Provided records:
|---|
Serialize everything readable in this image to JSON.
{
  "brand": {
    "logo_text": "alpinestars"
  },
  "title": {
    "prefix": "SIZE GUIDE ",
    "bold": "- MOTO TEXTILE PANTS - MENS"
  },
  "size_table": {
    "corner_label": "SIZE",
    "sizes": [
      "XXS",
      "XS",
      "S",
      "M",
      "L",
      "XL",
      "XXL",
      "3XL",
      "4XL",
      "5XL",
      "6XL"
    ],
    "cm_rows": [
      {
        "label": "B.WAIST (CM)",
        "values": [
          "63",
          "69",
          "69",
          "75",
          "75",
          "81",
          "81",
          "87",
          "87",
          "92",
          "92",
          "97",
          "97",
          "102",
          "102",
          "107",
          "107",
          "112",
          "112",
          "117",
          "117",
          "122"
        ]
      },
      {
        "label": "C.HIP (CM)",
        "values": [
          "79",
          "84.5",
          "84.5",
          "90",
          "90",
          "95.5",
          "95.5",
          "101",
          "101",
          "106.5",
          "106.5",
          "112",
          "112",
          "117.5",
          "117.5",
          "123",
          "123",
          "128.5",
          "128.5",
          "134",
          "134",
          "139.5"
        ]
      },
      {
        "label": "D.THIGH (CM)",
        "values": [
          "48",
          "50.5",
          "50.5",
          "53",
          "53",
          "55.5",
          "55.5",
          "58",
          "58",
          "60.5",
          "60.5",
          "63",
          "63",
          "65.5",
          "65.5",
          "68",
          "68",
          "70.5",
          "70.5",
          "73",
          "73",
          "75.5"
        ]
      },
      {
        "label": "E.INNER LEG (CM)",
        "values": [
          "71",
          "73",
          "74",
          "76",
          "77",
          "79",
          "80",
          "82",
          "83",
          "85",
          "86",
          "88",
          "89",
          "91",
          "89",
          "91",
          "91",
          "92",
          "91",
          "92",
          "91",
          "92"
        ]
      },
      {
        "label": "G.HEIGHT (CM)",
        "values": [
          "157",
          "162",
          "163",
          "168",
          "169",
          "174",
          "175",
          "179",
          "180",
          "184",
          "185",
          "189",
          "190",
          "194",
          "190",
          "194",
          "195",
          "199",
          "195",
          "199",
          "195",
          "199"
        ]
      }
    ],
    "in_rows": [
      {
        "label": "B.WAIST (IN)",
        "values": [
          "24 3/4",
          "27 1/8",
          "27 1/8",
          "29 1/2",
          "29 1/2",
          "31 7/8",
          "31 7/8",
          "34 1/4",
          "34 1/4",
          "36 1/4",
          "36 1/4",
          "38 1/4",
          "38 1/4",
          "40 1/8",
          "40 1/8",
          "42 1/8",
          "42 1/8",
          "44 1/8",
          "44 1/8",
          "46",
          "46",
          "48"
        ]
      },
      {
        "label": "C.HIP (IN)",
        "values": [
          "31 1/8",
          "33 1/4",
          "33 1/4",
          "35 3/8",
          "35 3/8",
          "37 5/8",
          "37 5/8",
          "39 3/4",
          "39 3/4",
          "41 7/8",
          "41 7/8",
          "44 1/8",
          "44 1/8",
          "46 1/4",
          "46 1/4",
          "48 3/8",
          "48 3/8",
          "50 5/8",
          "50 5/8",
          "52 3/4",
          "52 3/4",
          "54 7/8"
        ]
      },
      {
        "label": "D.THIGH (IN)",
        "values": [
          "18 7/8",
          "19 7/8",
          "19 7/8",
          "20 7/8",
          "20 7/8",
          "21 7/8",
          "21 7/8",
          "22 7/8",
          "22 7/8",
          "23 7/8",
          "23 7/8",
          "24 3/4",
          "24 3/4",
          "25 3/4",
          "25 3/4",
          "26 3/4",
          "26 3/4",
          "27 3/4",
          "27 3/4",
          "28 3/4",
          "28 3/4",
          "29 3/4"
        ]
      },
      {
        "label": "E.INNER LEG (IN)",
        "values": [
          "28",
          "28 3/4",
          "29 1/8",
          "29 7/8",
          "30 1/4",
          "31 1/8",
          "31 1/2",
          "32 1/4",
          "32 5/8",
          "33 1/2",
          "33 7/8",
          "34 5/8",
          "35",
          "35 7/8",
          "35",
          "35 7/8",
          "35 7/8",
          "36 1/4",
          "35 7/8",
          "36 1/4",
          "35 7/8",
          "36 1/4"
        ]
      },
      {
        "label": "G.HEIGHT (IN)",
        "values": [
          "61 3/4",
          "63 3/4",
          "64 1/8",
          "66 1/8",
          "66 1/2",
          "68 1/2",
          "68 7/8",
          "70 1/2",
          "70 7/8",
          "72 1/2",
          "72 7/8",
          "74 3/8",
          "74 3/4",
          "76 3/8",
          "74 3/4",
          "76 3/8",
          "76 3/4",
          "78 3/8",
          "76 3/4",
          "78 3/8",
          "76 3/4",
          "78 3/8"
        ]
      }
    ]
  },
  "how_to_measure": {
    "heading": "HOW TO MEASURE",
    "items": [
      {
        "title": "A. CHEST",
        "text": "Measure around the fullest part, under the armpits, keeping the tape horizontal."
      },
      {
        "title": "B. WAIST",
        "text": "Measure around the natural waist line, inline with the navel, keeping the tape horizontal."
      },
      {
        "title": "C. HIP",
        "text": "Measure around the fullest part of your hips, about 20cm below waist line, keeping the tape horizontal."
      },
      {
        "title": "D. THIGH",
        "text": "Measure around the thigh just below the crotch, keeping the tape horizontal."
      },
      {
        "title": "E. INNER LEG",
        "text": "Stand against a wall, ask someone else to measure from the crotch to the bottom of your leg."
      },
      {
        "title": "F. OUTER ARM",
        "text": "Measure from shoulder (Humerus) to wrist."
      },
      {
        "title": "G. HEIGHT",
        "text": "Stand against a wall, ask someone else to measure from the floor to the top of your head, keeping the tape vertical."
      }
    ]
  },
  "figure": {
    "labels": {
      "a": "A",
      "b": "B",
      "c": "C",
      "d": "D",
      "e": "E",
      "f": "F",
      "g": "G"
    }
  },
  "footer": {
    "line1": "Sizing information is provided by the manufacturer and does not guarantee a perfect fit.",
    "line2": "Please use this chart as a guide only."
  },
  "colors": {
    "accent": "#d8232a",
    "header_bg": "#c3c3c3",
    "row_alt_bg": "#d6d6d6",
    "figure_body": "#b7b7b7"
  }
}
|---|
Aim: Show every line in the entries where the string "against" occurs.

Result for this exercise:
        "text": "Stand against a wall, ask someone else to measure from the crotch to the bottom of your leg."
        "text": "Stand against a wall, ask someone else to measure from the floor to the top of your head, keeping the tape vertical."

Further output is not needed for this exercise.